# WHAT THE TASK ASKS:
Every line below should be repeated exactly.

[Dataset records]

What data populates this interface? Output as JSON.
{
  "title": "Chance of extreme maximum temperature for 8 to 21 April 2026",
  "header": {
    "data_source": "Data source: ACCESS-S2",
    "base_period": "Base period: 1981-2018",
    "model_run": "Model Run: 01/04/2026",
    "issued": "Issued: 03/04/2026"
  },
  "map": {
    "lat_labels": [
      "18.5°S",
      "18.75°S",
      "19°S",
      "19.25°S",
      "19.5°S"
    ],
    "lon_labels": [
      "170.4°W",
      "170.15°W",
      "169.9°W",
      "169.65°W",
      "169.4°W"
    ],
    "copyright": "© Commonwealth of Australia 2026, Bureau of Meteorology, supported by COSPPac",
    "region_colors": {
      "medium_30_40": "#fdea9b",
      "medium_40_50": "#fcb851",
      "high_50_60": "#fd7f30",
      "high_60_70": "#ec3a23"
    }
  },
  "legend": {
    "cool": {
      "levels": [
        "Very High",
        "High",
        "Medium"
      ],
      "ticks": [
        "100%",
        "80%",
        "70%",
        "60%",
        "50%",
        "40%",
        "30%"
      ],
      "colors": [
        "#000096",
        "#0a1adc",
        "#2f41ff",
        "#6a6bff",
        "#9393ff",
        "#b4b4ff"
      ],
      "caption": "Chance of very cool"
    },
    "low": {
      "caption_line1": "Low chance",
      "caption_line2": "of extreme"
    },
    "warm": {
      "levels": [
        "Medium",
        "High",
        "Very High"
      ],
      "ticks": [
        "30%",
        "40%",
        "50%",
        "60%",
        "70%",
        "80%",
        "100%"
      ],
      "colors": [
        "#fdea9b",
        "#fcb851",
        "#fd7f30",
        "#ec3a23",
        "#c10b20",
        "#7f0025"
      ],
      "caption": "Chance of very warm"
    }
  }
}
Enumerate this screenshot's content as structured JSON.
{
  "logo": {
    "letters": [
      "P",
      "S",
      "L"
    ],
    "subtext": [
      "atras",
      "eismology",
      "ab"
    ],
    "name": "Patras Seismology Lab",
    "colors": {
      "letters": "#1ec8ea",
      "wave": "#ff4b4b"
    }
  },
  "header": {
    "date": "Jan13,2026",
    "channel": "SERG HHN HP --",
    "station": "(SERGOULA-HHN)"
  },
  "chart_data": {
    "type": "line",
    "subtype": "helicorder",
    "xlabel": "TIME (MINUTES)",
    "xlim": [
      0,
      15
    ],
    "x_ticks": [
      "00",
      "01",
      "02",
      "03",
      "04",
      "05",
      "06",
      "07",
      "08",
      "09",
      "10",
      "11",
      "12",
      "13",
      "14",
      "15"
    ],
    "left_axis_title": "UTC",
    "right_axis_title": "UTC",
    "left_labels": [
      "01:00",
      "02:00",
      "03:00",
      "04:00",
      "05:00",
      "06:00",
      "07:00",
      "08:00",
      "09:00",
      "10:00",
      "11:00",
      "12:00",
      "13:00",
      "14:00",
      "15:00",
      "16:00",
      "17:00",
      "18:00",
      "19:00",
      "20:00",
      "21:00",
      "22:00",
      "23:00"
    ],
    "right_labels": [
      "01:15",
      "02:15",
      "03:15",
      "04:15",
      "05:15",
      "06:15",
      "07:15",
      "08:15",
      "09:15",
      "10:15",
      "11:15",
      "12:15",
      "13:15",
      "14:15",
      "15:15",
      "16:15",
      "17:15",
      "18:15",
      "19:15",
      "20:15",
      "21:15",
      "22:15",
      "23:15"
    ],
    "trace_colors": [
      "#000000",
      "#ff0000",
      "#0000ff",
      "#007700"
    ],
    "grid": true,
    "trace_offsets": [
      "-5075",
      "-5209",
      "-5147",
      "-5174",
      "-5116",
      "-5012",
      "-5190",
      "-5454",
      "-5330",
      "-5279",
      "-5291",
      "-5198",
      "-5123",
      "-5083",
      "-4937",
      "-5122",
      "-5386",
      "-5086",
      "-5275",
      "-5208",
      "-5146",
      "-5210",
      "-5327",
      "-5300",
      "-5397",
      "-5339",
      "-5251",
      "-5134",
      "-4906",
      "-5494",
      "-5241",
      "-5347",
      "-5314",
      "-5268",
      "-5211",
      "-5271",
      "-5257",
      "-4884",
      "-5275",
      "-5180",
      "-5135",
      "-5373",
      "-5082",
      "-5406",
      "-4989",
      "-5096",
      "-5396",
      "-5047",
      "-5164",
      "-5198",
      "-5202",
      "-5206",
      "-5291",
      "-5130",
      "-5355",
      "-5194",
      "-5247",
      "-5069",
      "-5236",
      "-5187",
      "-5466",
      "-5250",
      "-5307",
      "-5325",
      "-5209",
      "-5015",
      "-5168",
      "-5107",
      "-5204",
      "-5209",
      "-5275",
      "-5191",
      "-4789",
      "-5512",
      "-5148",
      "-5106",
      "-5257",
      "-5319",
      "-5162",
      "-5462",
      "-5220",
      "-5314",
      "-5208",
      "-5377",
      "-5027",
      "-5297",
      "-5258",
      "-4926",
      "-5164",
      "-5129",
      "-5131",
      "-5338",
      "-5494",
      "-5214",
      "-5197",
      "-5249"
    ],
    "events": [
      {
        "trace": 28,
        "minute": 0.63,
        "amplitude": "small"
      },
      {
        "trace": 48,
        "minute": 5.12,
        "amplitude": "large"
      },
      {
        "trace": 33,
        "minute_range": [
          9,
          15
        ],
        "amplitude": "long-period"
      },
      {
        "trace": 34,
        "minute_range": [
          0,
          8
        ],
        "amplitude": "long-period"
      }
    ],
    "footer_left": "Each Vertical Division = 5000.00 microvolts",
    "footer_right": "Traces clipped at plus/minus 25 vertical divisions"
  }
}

# COMPLETE OUTPUT:
What data populates this interface? Output as JSON.
{
  "title": "Chance of extreme maximum temperature for 8 to 21 April 2026",
  "header": {
    "data_source": "Data source: ACCESS-S2",
    "base_period": "Base period: 1981-2018",
    "model_run": "Model Run: 01/04/2026",
    "issued": "Issued: 03/04/2026"
  },
  "map": {
    "lat_labels": [
      "18.5°S",
      "18.75°S",
      "19°S",
      "19.25°S",
      "19.5°S"
    ],
    "lon_labels": [
      "170.4°W",
      "170.15°W",
      "169.9°W",
      "169.65°W",
      "169.4°W"
    ],
    "copyright": "© Commonwealth of Australia 2026, Bureau of Meteorology, supported by COSPPac",
    "region_colors": {
      "medium_30_40": "#fdea9b",
      "medium_40_50": "#fcb851",
      "high_50_60": "#fd7f30",
      "high_60_70": "#ec3a23"
    }
  },
  "legend": {
    "cool": {
      "levels": [
        "Very High",
        "High",
        "Medium"
      ],
      "ticks": [
        "100%",
        "80%",
        "70%",
        "60%",
        "50%",
        "40%",
        "30%"
      ],
      "colors": [
        "#000096",
        "#0a1adc",
        "#2f41ff",
        "#6a6bff",
        "#9393ff",
        "#b4b4ff"
      ],
      "caption": "Chance of very cool"
    },
    "low": {
      "caption_line1": "Low chance",
      "caption_line2": "of extreme"
    },
    "warm": {
      "levels": [
        "Medium",
        "High",
        "Very High"
      ],
      "ticks": [
        "30%",
        "40%",
        "50%",
        "60%",
        "70%",
        "80%",
        "100%"
      ],
      "colors": [
        "#fdea9b",
        "#fcb851",
        "#fd7f30",
        "#ec3a23",
        "#c10b20",
        "#7f0025"
      ],
      "caption": "Chance of very warm"
    }
  }
}
Enumerate this screenshot's content as structured JSON.
{
  "logo": {
    "letters": [
      "P",
      "S",
      "L"
    ],
    "subtext": [
      "atras",
      "eismology",
      "ab"
    ],
    "name": "Patras Seismology Lab",
    "colors": {
      "letters": "#1ec8ea",
      "wave": "#ff4b4b"
    }
  },
  "header": {
    "date": "Jan13,2026",
    "channel": "SERG HHN HP --",
    "station": "(SERGOULA-HHN)"
  },
  "chart_data": {
    "type": "line",
    "subtype": "helicorder",
    "xlabel": "TIME (MINUTES)",
    "xlim": [
      0,
      15
    ],
    "x_ticks": [
      "00",
      "01",
      "02",
      "03",
      "04",
      "05",
      "06",
      "07",
      "08",
      "09",
      "10",
      "11",
      "12",
      "13",
      "14",
      "15"
    ],
    "left_axis_title": "UTC",
    "right_axis_title": "UTC",
    "left_labels": [
      "01:00",
      "02:00",
      "03:00",
      "04:00",
      "05:00",
      "06:00",
      "07:00",
      "08:00",
      "09:00",
      "10:00",
      "11:00",
      "12:00",
      "13:00",
      "14:00",
      "15:00",
      "16:00",
      "17:00",
      "18:00",
      "19:00",
      "20:00",
      "21:00",
      "22:00",
      "23:00"
    ],
    "right_labels": [
      "01:15",
      "02:15",
      "03:15",
      "04:15",
      "05:15",
      "06:15",
      "07:15",
      "08:15",
      "09:15",
      "10:15",
      "11:15",
      "12:15",
      "13:15",
      "14:15",
      "15:15",
      "16:15",
      "17:15",
      "18:15",
      "19:15",
      "20:15",
      "21:15",
      "22:15",
      "23:15"
    ],
    "trace_colors": [
      "#000000",
      "#ff0000",
      "#0000ff",
      "#007700"
    ],
    "grid": true,
    "trace_offsets": [
      "-5075",
      "-5209",
      "-5147",
      "-5174",
      "-5116",
      "-5012",
      "-5190",
      "-5454",
      "-5330",
      "-5279",
      "-5291",
      "-5198",
      "-5123",
      "-5083",
      "-4937",
      "-5122",
      "-5386",
      "-5086",
      "-5275",
      "-5208",
      "-5146",
      "-5210",
      "-5327",
      "-5300",
      "-5397",
      "-5339",
      "-5251",
      "-5134",
      "-4906",
      "-5494",
      "-5241",
      "-5347",
      "-5314",
      "-5268",
      "-5211",
      "-5271",
      "-5257",
      "-4884",
      "-5275",
      "-5180",
      "-5135",
      "-5373",
      "-5082",
      "-5406",
      "-4989",
      "-5096",
      "-5396",
      "-5047",
      "-5164",
      "-5198",
      "-5202",
      "-5206",
      "-5291",
      "-5130",
      "-5355",
      "-5194",
      "-5247",
      "-5069",
      "-5236",
      "-5187",
      "-5466",
      "-5250",
      "-5307",
      "-5325",
      "-5209",
      "-5015",
      "-5168",
      "-5107",
      "-5204",
      "-5209",
      "-5275",
      "-5191",
      "-4789",
      "-5512",
      "-5148",
      "-5106",
      "-5257",
      "-5319",
      "-5162",
      "-5462",
      "-5220",
      "-5314",
      "-5208",
      "-5377",
      "-5027",
      "-5297",
      "-5258",
      "-4926",
      "-5164",
      "-5129",
      "-5131",
      "-5338",
      "-5494",
      "-5214",
      "-5197",
      "-5249"
    ],
    "events": [
      {
        "trace": 28,
        "minute": 0.63,
        "amplitude": "small"
      },
      {
        "trace": 48,
        "minute": 5.12,
        "amplitude": "large"
      },
      {
        "trace": 33,
        "minute_range": [
          9,
          15
        ],
        "amplitude": "long-period"
      },
      {
        "trace": 34,
        "minute_range": [
          0,
          8
        ],
        "amplitude": "long-period"
      }
    ],
    "footer_left": "Each Vertical Division = 5000.00 microvolts",
    "footer_right": "Traces clipped at plus/minus 25 vertical divisions"
  }
}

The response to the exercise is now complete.